**TASK OBJECTIVE**
Return all lines from the listing below in which the string "VPDB" occurs.

==============================

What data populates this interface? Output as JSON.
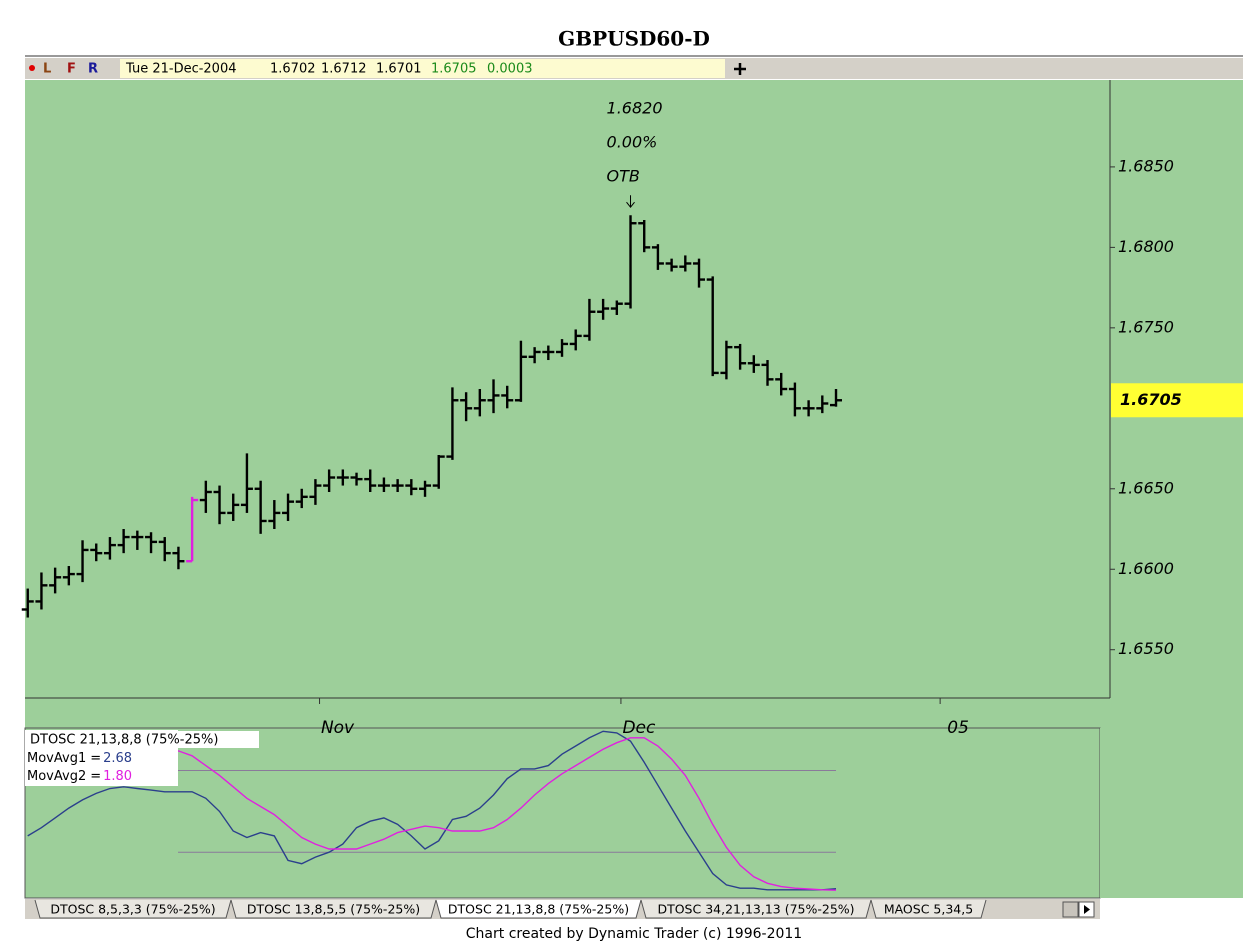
{
  "chart_data": [
    {
      "type": "ohlc",
      "title": "GBPUSD60-D",
      "toolbar": [
        "L",
        "F",
        "R"
      ],
      "info": {
        "date": "Tue 21-Dec-2004",
        "change": 0.0003
      },
      "annotations": [
        "1.6820",
        "0.00%",
        "OTB"
      ],
      "annotation_bar": 44,
      "color": "#000000",
      "highlight_bar": 12,
      "highlight_color": "#e020e0",
      "open": [
        1.6575,
        1.658,
        1.659,
        1.6595,
        1.6597,
        1.6612,
        1.661,
        1.6615,
        1.662,
        1.662,
        1.6617,
        1.661,
        1.6605,
        1.6643,
        1.6648,
        1.6635,
        1.664,
        1.665,
        1.663,
        1.6635,
        1.6642,
        1.6645,
        1.6652,
        1.6657,
        1.6657,
        1.6656,
        1.6652,
        1.6652,
        1.6652,
        1.665,
        1.6652,
        1.667,
        1.6705,
        1.67,
        1.6705,
        1.6708,
        1.6705,
        1.6732,
        1.6735,
        1.6735,
        1.674,
        1.6745,
        1.676,
        1.6762,
        1.6765,
        1.6815,
        1.68,
        1.679,
        1.6788,
        1.679,
        1.678,
        1.6722,
        1.6738,
        1.6728,
        1.6727,
        1.6718,
        1.6712,
        1.67,
        1.67,
        1.6702
      ],
      "high": [
        1.6588,
        1.6598,
        1.6601,
        1.6602,
        1.6618,
        1.6616,
        1.662,
        1.6625,
        1.6624,
        1.6623,
        1.662,
        1.6614,
        1.6645,
        1.6655,
        1.6652,
        1.6647,
        1.6672,
        1.6655,
        1.6643,
        1.6647,
        1.665,
        1.6656,
        1.6662,
        1.6662,
        1.666,
        1.6662,
        1.6657,
        1.6656,
        1.6656,
        1.6655,
        1.6671,
        1.6713,
        1.671,
        1.6712,
        1.6718,
        1.6714,
        1.6742,
        1.6738,
        1.6739,
        1.6743,
        1.6749,
        1.6768,
        1.6768,
        1.6767,
        1.682,
        1.6817,
        1.6802,
        1.6793,
        1.6795,
        1.6793,
        1.6782,
        1.6742,
        1.674,
        1.6733,
        1.673,
        1.6722,
        1.6716,
        1.6705,
        1.6708,
        1.6712
      ],
      "low": [
        1.657,
        1.6575,
        1.6585,
        1.659,
        1.6592,
        1.6605,
        1.6606,
        1.661,
        1.6612,
        1.661,
        1.6605,
        1.66,
        1.6605,
        1.6635,
        1.6628,
        1.663,
        1.6635,
        1.6622,
        1.6625,
        1.663,
        1.6638,
        1.664,
        1.6648,
        1.6652,
        1.6652,
        1.6648,
        1.6648,
        1.6648,
        1.6646,
        1.6645,
        1.665,
        1.6668,
        1.6692,
        1.6695,
        1.6697,
        1.67,
        1.6704,
        1.6728,
        1.673,
        1.6732,
        1.6736,
        1.6742,
        1.6755,
        1.6758,
        1.6762,
        1.6797,
        1.6786,
        1.6785,
        1.6785,
        1.6775,
        1.672,
        1.6718,
        1.6724,
        1.6722,
        1.6714,
        1.6708,
        1.6695,
        1.6695,
        1.6697,
        1.6701
      ],
      "close": [
        1.658,
        1.659,
        1.6595,
        1.6597,
        1.6612,
        1.661,
        1.6615,
        1.662,
        1.662,
        1.6617,
        1.661,
        1.6605,
        1.6643,
        1.6648,
        1.6635,
        1.664,
        1.665,
        1.663,
        1.6635,
        1.6642,
        1.6645,
        1.6652,
        1.6657,
        1.6657,
        1.6656,
        1.6652,
        1.6652,
        1.6652,
        1.665,
        1.6652,
        1.667,
        1.6705,
        1.67,
        1.6705,
        1.6708,
        1.6705,
        1.6732,
        1.6735,
        1.6735,
        1.674,
        1.6745,
        1.676,
        1.6762,
        1.6765,
        1.6815,
        1.68,
        1.679,
        1.6788,
        1.679,
        1.678,
        1.6722,
        1.6738,
        1.6728,
        1.6727,
        1.6718,
        1.6712,
        1.67,
        1.67,
        1.6703,
        1.6705
      ],
      "xlim": [
        -0.2,
        79
      ],
      "xticks": [
        {
          "value": 21.3,
          "label": "Nov"
        },
        {
          "value": 43.3,
          "label": "Dec"
        },
        {
          "value": 66.6,
          "label": "05"
        }
      ],
      "ylim": [
        1.652,
        1.6904
      ],
      "yticks": [
        {
          "value": 1.655,
          "label": "1.6550"
        },
        {
          "value": 1.66,
          "label": "1.6600"
        },
        {
          "value": 1.665,
          "label": "1.6650"
        },
        {
          "value": 1.675,
          "label": "1.6750"
        },
        {
          "value": 1.68,
          "label": "1.6800"
        },
        {
          "value": 1.685,
          "label": "1.6850"
        }
      ]
    },
    {
      "type": "line",
      "title": "DTOSC 21,13,8,8 (75%-25%)",
      "legend_separator": "=",
      "xlim": [
        -0.2,
        79
      ],
      "ylim": [
        -3,
        101
      ],
      "levels": [
        25,
        75
      ],
      "series": [
        {
          "name": "MovAvg1",
          "color": "#2b3f8c",
          "value_label": "2.68",
          "values": [
            35,
            40,
            46,
            52,
            57,
            61,
            64,
            65,
            64,
            63,
            62,
            62,
            62,
            58,
            50,
            38,
            34,
            37,
            35,
            20,
            18,
            22,
            25,
            30,
            40,
            44,
            46,
            42,
            35,
            27,
            32,
            45,
            47,
            52,
            60,
            70,
            76,
            76,
            78,
            85,
            90,
            95,
            99,
            98,
            93,
            80,
            66,
            52,
            38,
            25,
            12,
            5,
            3,
            3,
            2,
            2,
            2,
            2,
            2,
            2.68
          ]
        },
        {
          "name": "MovAvg2",
          "color": "#e020e0",
          "value_label": "1.80",
          "values": [
            70,
            74,
            78,
            82,
            85,
            87,
            88,
            89,
            89,
            88,
            88,
            87,
            84,
            78,
            72,
            65,
            58,
            53,
            48,
            41,
            34,
            30,
            27,
            27,
            27,
            30,
            33,
            37,
            39,
            41,
            40,
            38,
            38,
            38,
            40,
            45,
            52,
            60,
            67,
            73,
            78,
            83,
            88,
            92,
            95,
            95,
            90,
            82,
            72,
            58,
            42,
            28,
            17,
            10,
            6,
            4,
            3,
            2.5,
            2,
            1.8
          ]
        }
      ],
      "tabs": [
        "DTOSC 8,5,3,3 (75%-25%)",
        "DTOSC 13,8,5,5 (75%-25%)",
        "DTOSC 21,13,8,8 (75%-25%)",
        "DTOSC 34,21,13,13 (75%-25%)",
        "MAOSC 5,34,5"
      ],
      "active_tab": 2,
      "footer": "Chart created by Dynamic Trader  (c) 1996-2011"
    }
  ]
}
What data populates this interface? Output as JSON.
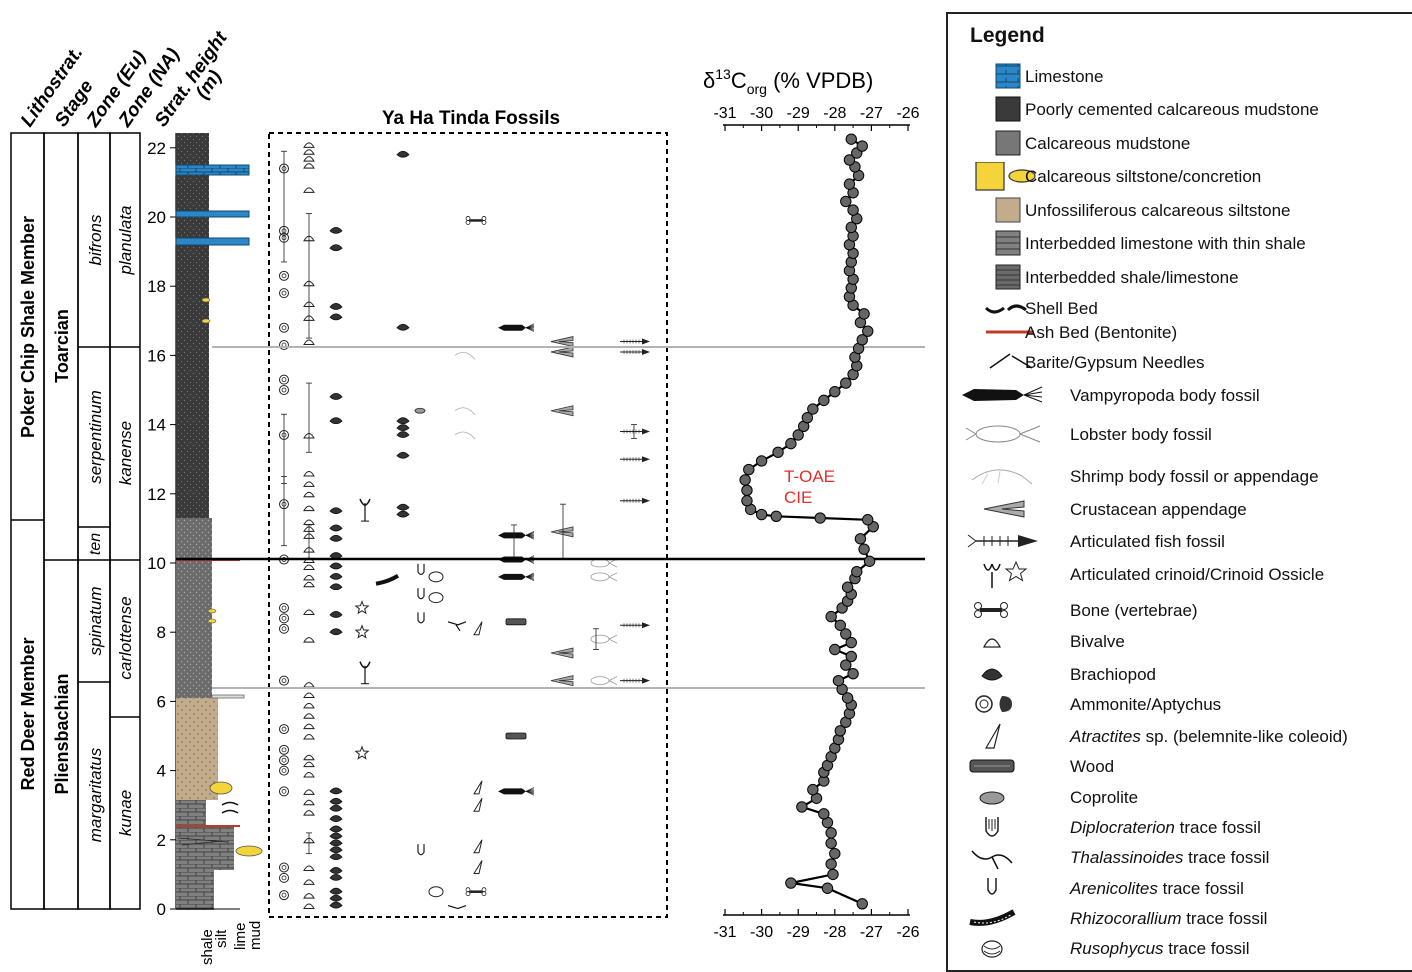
{
  "column_headers": [
    "Lithostrat.",
    "Stage",
    "Zone (Eu)",
    "Zone (NA)",
    "Strat. height",
    "(m)"
  ],
  "members": [
    "Poker Chip Shale Member",
    "Red Deer Member"
  ],
  "stages": [
    "Toarcian",
    "Pliensbachian"
  ],
  "zones_eu": [
    "bifrons",
    "serpentinum",
    "ten",
    "spinatum",
    "margaritatus"
  ],
  "zones_na": [
    "planulata",
    "kanense",
    "carlottense",
    "kunae"
  ],
  "height_ticks": [
    "0",
    "2",
    "4",
    "6",
    "8",
    "10",
    "12",
    "14",
    "16",
    "18",
    "20",
    "22"
  ],
  "grain_labels": [
    "shale",
    "silt",
    "lime",
    "mud"
  ],
  "fossils_title": "Ya Ha Tinda Fossils",
  "isotope": {
    "title_delta": "δ",
    "title_sup": "13",
    "title_C": "C",
    "title_sub": "org",
    "title_unit": " (% VPDB)",
    "ticks": [
      "-31",
      "-30",
      "-29",
      "-28",
      "-27",
      "-26"
    ],
    "annotation": [
      "T-OAE",
      "CIE"
    ],
    "annotation_color": "#e0312c",
    "point_color": "#666666"
  },
  "legend": {
    "title": "Legend",
    "items": [
      {
        "label": "Limestone",
        "icon": "limestone-swatch"
      },
      {
        "label": "Poorly cemented calcareous mudstone",
        "icon": "poor-mudstone-swatch"
      },
      {
        "label": "Calcareous mudstone",
        "icon": "mudstone-swatch"
      },
      {
        "label": "Calcareous siltstone/concretion",
        "icon": "siltstone-concretion-swatch"
      },
      {
        "label": "Unfossiliferous calcareous siltstone",
        "icon": "unfossil-siltstone-swatch"
      },
      {
        "label": "Interbedded limestone with thin shale",
        "icon": "interbedded-limestone-swatch"
      },
      {
        "label": "Interbedded shale/limestone",
        "icon": "interbedded-shale-swatch"
      },
      {
        "label": "Shell Bed",
        "icon": "shell-bed-icon"
      },
      {
        "label": "Ash Bed (Bentonite)",
        "icon": "ash-bed-icon"
      },
      {
        "label": "Barite/Gypsum Needles",
        "icon": "needles-icon"
      },
      {
        "label": "Vampyropoda body fossil",
        "icon": "vampyropoda-icon"
      },
      {
        "label": "Lobster body fossil",
        "icon": "lobster-icon"
      },
      {
        "label": "Shrimp body fossil or appendage",
        "icon": "shrimp-icon"
      },
      {
        "label": "Crustacean appendage",
        "icon": "crustacean-appendage-icon"
      },
      {
        "label": "Articulated fish fossil",
        "icon": "fish-icon"
      },
      {
        "label": "Articulated crinoid/Crinoid Ossicle",
        "icon": "crinoid-icon"
      },
      {
        "label": "Bone (vertebrae)",
        "icon": "bone-icon"
      },
      {
        "label": "Bivalve",
        "icon": "bivalve-icon"
      },
      {
        "label": "Brachiopod",
        "icon": "brachiopod-icon"
      },
      {
        "label": "Ammonite/Aptychus",
        "icon": "ammonite-icon"
      },
      {
        "label_italic": "Atractites",
        "label_rest": " sp. (belemnite-like coleoid)",
        "icon": "atractites-icon"
      },
      {
        "label": "Wood",
        "icon": "wood-icon"
      },
      {
        "label": "Coprolite",
        "icon": "coprolite-icon"
      },
      {
        "label_italic": "Diplocraterion",
        "label_rest": " trace fossil",
        "icon": "diplocraterion-icon"
      },
      {
        "label_italic": "Thalassinoides",
        "label_rest": " trace fossil",
        "icon": "thalassinoides-icon"
      },
      {
        "label_italic": "Arenicolites",
        "label_rest": " trace fossil",
        "icon": "arenicolites-icon"
      },
      {
        "label_italic": "Rhizocorallium",
        "label_rest": " trace fossil",
        "icon": "rhizocorallium-icon"
      },
      {
        "label_italic": "Rusophycus",
        "label_rest": " trace fossil",
        "icon": "rusophycus-icon"
      }
    ]
  },
  "colors": {
    "limestone": "#2b87c8",
    "dark_mudstone": "#3a3a3a",
    "mudstone": "#6b6b6b",
    "siltstone_yellow": "#f5d33a",
    "unfossil_siltstone": "#c2ac8c",
    "interbedded": "#808080",
    "ash": "#c0392b",
    "boundary_grey": "#b3b3b3"
  },
  "isotope_profile": {
    "x_label": "δ13Corg (% VPDB)",
    "y_label": "Strat. height (m)",
    "ylim": [
      0,
      22.5
    ],
    "xlim": [
      -31,
      -26
    ],
    "points": [
      [
        -27.25,
        0.15
      ],
      [
        -28.2,
        0.6
      ],
      [
        -29.2,
        0.75
      ],
      [
        -28.05,
        1.0
      ],
      [
        -28.1,
        1.3
      ],
      [
        -28.0,
        1.6
      ],
      [
        -28.1,
        1.9
      ],
      [
        -28.1,
        2.2
      ],
      [
        -28.2,
        2.5
      ],
      [
        -28.3,
        2.75
      ],
      [
        -28.9,
        2.95
      ],
      [
        -28.5,
        3.2
      ],
      [
        -28.6,
        3.45
      ],
      [
        -28.3,
        3.7
      ],
      [
        -28.3,
        3.95
      ],
      [
        -28.2,
        4.15
      ],
      [
        -28.1,
        4.4
      ],
      [
        -28.0,
        4.65
      ],
      [
        -27.9,
        4.9
      ],
      [
        -27.85,
        5.15
      ],
      [
        -27.7,
        5.4
      ],
      [
        -27.6,
        5.65
      ],
      [
        -27.55,
        5.9
      ],
      [
        -27.65,
        6.1
      ],
      [
        -27.8,
        6.35
      ],
      [
        -27.9,
        6.6
      ],
      [
        -27.5,
        6.8
      ],
      [
        -27.7,
        7.05
      ],
      [
        -27.55,
        7.3
      ],
      [
        -28.0,
        7.5
      ],
      [
        -27.55,
        7.7
      ],
      [
        -27.7,
        7.95
      ],
      [
        -27.85,
        8.2
      ],
      [
        -28.1,
        8.45
      ],
      [
        -27.8,
        8.7
      ],
      [
        -27.65,
        8.9
      ],
      [
        -27.55,
        9.1
      ],
      [
        -27.65,
        9.3
      ],
      [
        -27.45,
        9.55
      ],
      [
        -27.4,
        9.75
      ],
      [
        -27.05,
        10.05
      ],
      [
        -27.2,
        10.4
      ],
      [
        -27.3,
        10.7
      ],
      [
        -26.95,
        11.05
      ],
      [
        -27.1,
        11.25
      ],
      [
        -28.4,
        11.3
      ],
      [
        -29.6,
        11.35
      ],
      [
        -30.0,
        11.4
      ],
      [
        -30.3,
        11.55
      ],
      [
        -30.4,
        11.8
      ],
      [
        -30.4,
        12.1
      ],
      [
        -30.45,
        12.4
      ],
      [
        -30.35,
        12.7
      ],
      [
        -30.0,
        12.95
      ],
      [
        -29.55,
        13.2
      ],
      [
        -29.2,
        13.45
      ],
      [
        -29.0,
        13.7
      ],
      [
        -28.85,
        13.95
      ],
      [
        -28.75,
        14.2
      ],
      [
        -28.6,
        14.45
      ],
      [
        -28.3,
        14.7
      ],
      [
        -28.0,
        14.95
      ],
      [
        -27.7,
        15.2
      ],
      [
        -27.5,
        15.45
      ],
      [
        -27.4,
        15.7
      ],
      [
        -27.45,
        15.95
      ],
      [
        -27.35,
        16.2
      ],
      [
        -27.25,
        16.45
      ],
      [
        -27.1,
        16.7
      ],
      [
        -27.3,
        16.95
      ],
      [
        -27.2,
        17.2
      ],
      [
        -27.5,
        17.45
      ],
      [
        -27.6,
        17.7
      ],
      [
        -27.55,
        17.95
      ],
      [
        -27.5,
        18.2
      ],
      [
        -27.6,
        18.45
      ],
      [
        -27.55,
        18.7
      ],
      [
        -27.5,
        18.95
      ],
      [
        -27.6,
        19.2
      ],
      [
        -27.5,
        19.45
      ],
      [
        -27.55,
        19.7
      ],
      [
        -27.4,
        19.95
      ],
      [
        -27.5,
        20.2
      ],
      [
        -27.7,
        20.45
      ],
      [
        -27.5,
        20.7
      ],
      [
        -27.6,
        20.95
      ],
      [
        -27.35,
        21.2
      ],
      [
        -27.45,
        21.45
      ],
      [
        -27.6,
        21.65
      ],
      [
        -27.4,
        21.85
      ],
      [
        -27.25,
        22.05
      ],
      [
        -27.55,
        22.25
      ]
    ]
  }
}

==============================

**WORKED ANSWER**
    "title_unit": " (% VPDB)",
    "x_label": "δ13Corg (% VPDB)",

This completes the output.